[Items from a dataset]
----------------------------------------
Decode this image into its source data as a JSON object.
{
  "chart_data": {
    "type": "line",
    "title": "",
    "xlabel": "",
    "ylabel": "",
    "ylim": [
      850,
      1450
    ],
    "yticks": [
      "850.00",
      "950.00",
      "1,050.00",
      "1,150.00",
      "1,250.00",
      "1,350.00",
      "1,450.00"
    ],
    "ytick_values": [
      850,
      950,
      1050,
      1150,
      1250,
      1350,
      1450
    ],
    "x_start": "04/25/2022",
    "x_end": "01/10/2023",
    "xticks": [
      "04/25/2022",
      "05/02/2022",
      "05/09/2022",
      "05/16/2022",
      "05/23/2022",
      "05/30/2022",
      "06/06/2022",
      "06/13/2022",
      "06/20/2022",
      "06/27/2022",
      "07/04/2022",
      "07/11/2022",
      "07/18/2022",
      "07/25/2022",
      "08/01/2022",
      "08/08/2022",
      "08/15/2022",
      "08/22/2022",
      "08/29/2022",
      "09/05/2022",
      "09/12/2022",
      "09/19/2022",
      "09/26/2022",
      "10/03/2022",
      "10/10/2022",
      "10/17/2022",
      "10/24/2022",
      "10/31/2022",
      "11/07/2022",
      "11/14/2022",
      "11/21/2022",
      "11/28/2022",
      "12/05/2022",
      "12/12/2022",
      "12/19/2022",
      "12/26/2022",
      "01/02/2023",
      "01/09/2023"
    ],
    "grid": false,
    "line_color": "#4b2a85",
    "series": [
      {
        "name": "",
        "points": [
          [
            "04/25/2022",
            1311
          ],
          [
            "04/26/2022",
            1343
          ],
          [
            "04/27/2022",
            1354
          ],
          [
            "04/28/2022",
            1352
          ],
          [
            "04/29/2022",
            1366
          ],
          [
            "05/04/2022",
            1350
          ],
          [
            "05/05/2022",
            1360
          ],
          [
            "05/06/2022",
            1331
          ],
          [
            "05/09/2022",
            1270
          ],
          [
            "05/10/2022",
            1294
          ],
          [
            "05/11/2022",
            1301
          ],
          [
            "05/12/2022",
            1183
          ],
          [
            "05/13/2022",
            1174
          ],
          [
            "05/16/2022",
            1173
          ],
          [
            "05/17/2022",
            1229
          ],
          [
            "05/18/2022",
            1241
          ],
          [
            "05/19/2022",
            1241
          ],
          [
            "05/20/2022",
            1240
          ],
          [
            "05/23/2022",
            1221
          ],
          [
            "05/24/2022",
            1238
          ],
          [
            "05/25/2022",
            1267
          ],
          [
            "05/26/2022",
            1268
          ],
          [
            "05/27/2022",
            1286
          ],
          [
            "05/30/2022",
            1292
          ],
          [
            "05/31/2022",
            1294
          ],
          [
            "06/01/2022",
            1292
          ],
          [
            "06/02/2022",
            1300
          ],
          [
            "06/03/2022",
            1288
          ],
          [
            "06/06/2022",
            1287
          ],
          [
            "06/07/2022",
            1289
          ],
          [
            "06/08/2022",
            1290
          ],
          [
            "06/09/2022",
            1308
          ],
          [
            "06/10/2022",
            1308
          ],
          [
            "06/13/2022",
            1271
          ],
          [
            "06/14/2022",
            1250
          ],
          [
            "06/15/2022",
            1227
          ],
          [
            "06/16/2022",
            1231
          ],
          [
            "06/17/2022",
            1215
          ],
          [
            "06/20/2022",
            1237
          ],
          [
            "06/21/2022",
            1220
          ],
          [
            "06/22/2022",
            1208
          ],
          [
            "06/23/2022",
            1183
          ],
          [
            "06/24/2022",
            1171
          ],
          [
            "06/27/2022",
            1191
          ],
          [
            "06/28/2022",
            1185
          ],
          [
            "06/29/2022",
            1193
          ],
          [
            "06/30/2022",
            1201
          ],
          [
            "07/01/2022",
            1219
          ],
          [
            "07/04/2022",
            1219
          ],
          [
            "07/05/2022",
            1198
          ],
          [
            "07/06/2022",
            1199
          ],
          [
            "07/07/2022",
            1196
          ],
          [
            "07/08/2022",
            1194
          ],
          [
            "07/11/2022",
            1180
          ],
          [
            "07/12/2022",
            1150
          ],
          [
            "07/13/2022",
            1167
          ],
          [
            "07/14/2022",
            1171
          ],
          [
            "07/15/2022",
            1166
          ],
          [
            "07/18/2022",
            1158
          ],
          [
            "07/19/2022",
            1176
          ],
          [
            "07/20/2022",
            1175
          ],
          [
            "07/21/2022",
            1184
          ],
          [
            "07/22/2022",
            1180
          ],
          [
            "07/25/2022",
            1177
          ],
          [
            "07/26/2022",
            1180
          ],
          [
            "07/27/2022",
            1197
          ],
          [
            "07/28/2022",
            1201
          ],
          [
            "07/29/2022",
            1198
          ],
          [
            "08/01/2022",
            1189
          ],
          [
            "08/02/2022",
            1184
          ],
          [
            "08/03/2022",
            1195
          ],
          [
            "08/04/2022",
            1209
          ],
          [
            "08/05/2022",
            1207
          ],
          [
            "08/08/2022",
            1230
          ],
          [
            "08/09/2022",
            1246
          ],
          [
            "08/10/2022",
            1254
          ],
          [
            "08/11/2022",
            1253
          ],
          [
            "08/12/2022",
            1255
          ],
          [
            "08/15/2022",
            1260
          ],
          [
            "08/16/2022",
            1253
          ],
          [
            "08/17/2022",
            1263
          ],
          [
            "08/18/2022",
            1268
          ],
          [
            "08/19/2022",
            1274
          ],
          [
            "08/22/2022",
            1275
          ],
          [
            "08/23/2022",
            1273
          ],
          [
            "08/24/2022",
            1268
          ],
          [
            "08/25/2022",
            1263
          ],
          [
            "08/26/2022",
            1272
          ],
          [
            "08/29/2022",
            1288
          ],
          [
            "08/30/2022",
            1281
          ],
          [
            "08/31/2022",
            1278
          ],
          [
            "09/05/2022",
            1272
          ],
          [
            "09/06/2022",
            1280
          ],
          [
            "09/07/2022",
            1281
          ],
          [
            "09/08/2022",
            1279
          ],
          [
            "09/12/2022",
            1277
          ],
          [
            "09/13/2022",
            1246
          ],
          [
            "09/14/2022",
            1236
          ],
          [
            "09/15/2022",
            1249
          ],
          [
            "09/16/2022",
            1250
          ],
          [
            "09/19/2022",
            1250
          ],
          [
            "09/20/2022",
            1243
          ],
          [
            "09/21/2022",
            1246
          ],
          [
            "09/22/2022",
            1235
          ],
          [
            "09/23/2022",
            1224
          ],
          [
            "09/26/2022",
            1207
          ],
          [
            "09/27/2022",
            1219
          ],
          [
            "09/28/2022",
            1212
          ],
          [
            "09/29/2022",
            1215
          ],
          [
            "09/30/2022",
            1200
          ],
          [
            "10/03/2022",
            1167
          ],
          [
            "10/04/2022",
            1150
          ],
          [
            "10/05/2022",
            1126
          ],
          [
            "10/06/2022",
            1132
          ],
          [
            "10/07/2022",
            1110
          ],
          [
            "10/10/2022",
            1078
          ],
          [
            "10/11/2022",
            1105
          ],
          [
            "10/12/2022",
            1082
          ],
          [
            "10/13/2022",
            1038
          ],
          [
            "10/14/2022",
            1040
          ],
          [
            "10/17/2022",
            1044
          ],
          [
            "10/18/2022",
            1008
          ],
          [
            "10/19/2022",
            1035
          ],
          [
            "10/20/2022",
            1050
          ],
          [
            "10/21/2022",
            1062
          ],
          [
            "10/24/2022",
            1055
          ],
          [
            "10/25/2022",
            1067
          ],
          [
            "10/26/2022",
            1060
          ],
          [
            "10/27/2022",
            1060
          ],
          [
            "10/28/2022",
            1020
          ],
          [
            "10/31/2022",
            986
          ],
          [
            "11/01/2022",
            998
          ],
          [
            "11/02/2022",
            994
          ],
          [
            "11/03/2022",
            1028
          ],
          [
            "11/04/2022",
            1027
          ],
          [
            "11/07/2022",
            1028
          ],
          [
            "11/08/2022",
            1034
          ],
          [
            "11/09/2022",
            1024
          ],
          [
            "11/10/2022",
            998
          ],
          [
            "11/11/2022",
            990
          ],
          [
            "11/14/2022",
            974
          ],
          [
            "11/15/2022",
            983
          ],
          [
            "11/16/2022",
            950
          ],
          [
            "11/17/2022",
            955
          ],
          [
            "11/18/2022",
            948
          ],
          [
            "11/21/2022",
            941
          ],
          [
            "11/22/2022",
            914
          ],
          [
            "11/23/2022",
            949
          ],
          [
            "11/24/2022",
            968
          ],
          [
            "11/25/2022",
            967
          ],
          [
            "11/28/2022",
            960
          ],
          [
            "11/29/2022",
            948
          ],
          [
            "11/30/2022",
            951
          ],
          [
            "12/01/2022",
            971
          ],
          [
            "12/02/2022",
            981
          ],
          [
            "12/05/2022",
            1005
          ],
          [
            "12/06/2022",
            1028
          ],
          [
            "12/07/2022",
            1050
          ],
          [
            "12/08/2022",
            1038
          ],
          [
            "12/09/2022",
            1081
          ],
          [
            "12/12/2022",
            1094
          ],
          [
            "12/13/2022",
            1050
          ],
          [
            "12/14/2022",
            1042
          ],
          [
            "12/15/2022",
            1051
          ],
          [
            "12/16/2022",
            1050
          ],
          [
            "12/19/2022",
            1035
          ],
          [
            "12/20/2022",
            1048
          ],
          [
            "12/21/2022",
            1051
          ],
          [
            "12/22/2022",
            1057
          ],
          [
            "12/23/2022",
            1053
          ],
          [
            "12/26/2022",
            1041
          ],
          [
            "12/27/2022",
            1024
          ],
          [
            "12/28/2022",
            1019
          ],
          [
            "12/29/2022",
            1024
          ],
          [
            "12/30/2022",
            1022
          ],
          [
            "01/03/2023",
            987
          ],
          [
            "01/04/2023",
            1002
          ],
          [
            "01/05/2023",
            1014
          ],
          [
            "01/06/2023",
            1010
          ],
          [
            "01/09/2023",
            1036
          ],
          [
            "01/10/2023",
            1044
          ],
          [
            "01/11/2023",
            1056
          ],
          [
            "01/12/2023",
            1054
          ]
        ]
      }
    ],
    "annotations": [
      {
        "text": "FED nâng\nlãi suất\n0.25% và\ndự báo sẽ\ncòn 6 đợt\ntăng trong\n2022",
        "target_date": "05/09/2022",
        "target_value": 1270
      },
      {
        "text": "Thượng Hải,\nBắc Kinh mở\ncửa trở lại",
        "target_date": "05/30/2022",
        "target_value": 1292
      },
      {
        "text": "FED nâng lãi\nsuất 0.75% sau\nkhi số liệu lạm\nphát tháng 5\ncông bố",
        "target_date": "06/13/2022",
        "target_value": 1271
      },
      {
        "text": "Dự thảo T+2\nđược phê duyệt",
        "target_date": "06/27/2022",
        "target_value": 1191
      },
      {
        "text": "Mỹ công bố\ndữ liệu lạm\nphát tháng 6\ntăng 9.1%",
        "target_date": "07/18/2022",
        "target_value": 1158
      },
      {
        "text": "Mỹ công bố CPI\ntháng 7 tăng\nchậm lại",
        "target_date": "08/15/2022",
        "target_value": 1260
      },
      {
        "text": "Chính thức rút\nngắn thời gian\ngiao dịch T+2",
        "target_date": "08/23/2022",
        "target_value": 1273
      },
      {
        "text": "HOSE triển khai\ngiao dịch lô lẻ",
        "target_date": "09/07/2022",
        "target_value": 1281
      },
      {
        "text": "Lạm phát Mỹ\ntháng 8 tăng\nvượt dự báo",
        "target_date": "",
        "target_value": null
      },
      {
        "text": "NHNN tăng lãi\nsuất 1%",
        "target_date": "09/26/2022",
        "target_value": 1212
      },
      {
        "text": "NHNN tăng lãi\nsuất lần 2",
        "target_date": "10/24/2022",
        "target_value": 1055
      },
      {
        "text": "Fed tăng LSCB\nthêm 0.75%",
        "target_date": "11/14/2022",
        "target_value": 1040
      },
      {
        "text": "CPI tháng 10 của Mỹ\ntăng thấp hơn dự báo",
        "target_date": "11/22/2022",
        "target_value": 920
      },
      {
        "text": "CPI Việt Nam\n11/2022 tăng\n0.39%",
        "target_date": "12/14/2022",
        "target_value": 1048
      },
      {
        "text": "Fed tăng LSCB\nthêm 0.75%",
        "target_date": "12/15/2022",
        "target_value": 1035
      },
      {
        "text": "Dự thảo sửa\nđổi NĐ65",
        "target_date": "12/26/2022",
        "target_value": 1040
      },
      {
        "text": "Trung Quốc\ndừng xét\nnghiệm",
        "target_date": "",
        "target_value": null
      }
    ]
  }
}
----------------------------------------
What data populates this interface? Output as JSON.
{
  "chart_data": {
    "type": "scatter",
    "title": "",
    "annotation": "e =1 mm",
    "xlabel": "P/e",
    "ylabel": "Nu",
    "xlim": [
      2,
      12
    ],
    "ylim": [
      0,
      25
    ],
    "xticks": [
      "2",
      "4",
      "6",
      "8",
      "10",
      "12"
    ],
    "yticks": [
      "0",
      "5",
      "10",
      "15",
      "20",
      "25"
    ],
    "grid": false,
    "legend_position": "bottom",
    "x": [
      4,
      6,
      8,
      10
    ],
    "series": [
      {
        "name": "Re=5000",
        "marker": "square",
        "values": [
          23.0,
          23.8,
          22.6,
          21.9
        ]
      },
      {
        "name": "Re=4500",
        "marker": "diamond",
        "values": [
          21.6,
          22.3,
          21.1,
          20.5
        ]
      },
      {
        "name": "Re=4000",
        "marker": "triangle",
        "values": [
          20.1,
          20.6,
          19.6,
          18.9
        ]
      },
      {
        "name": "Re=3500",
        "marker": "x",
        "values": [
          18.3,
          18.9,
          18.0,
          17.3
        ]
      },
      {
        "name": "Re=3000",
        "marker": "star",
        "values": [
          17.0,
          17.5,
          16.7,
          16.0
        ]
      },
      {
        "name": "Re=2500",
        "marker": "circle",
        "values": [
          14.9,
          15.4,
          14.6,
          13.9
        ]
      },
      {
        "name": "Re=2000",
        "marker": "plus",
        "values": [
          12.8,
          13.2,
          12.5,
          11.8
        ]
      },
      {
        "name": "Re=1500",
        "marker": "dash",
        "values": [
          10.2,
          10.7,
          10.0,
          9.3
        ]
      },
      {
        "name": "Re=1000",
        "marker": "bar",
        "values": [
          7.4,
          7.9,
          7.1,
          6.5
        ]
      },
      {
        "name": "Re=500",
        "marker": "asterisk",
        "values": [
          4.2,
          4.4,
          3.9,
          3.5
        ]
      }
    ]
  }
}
----------------------------------------
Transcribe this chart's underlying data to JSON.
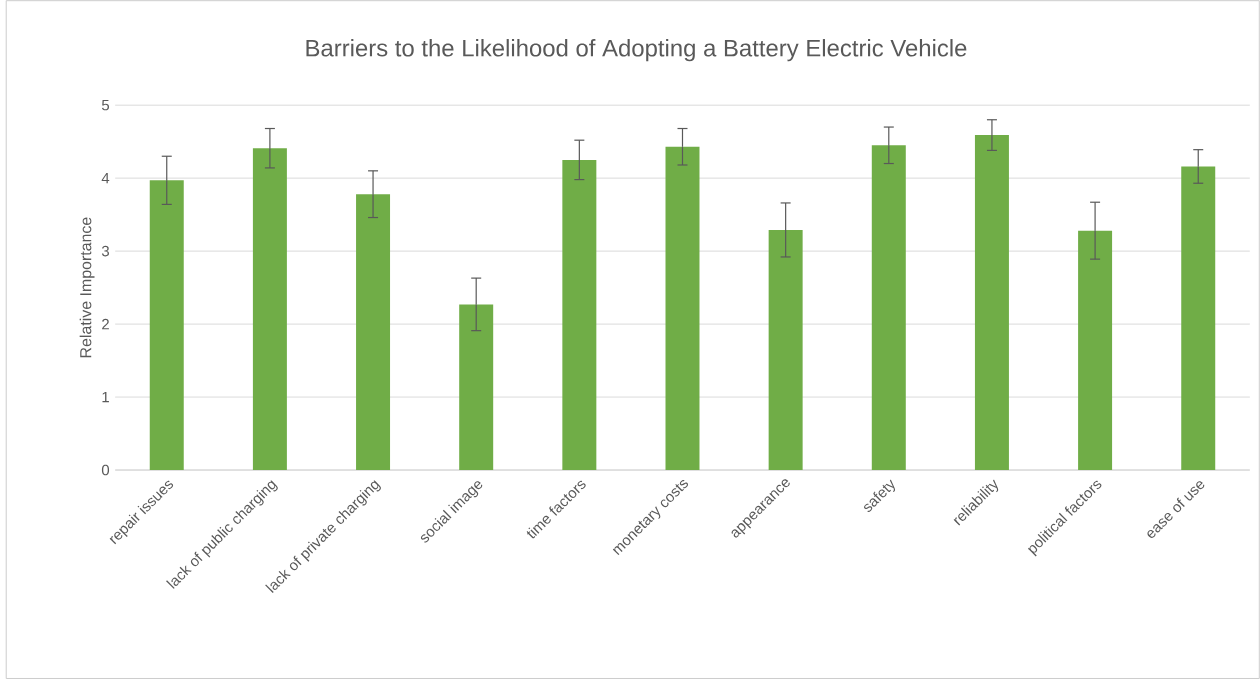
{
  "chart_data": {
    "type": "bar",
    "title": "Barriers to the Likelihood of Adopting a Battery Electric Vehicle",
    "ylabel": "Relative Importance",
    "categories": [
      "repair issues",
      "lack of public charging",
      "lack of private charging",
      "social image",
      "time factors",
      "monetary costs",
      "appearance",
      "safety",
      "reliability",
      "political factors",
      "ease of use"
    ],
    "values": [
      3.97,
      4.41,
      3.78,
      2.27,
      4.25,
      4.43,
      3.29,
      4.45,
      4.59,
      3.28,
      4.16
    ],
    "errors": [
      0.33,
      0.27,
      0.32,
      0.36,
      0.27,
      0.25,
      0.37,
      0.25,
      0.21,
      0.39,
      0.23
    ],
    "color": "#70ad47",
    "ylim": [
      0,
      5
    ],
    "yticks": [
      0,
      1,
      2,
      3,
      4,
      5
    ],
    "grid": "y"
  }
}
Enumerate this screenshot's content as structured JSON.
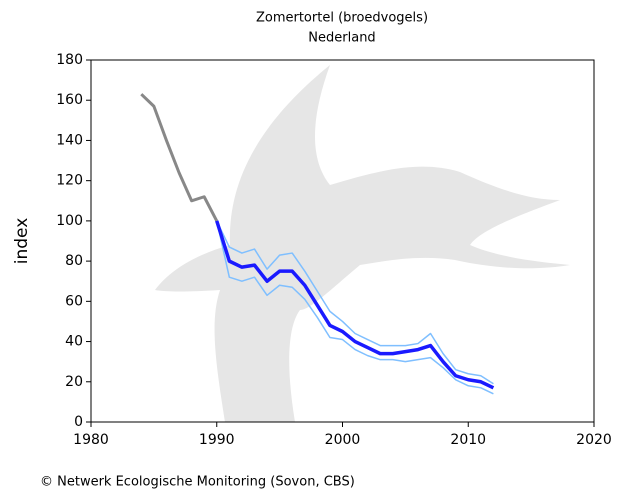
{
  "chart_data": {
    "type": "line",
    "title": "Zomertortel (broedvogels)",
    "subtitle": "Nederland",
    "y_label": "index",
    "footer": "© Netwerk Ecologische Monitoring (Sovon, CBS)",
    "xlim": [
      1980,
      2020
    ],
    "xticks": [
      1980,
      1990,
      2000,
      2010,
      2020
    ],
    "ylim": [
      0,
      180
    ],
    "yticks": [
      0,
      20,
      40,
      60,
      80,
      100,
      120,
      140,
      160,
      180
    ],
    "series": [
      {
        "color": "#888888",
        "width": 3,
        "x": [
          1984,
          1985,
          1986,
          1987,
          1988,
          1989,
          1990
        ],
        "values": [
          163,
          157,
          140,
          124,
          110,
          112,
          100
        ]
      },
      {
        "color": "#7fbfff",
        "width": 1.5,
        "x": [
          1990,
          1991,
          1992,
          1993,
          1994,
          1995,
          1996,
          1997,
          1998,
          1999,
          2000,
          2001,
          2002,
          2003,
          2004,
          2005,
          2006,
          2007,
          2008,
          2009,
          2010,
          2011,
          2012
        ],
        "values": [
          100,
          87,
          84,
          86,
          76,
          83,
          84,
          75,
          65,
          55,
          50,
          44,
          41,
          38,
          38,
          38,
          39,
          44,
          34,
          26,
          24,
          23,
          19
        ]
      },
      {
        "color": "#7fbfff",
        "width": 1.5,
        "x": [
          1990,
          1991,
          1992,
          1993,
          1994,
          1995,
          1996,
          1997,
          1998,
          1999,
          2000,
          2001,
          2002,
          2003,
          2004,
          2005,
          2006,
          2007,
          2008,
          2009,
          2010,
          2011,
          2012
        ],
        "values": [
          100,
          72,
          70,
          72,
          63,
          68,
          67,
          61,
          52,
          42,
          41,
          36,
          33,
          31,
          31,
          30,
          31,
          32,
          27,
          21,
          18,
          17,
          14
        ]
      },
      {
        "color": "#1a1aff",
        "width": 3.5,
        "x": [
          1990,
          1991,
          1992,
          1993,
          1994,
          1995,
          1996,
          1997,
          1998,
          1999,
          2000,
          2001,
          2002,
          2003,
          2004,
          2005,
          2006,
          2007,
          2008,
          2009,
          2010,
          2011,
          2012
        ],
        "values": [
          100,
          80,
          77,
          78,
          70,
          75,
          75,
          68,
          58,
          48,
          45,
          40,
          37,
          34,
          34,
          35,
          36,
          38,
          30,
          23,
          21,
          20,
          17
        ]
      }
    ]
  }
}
----------------------------------------
■ **STATED PROBLEM**: Give the number of lines in the entries that include the string "NHNN", and nothing more.

■ **OUTPUT BELOW**: 2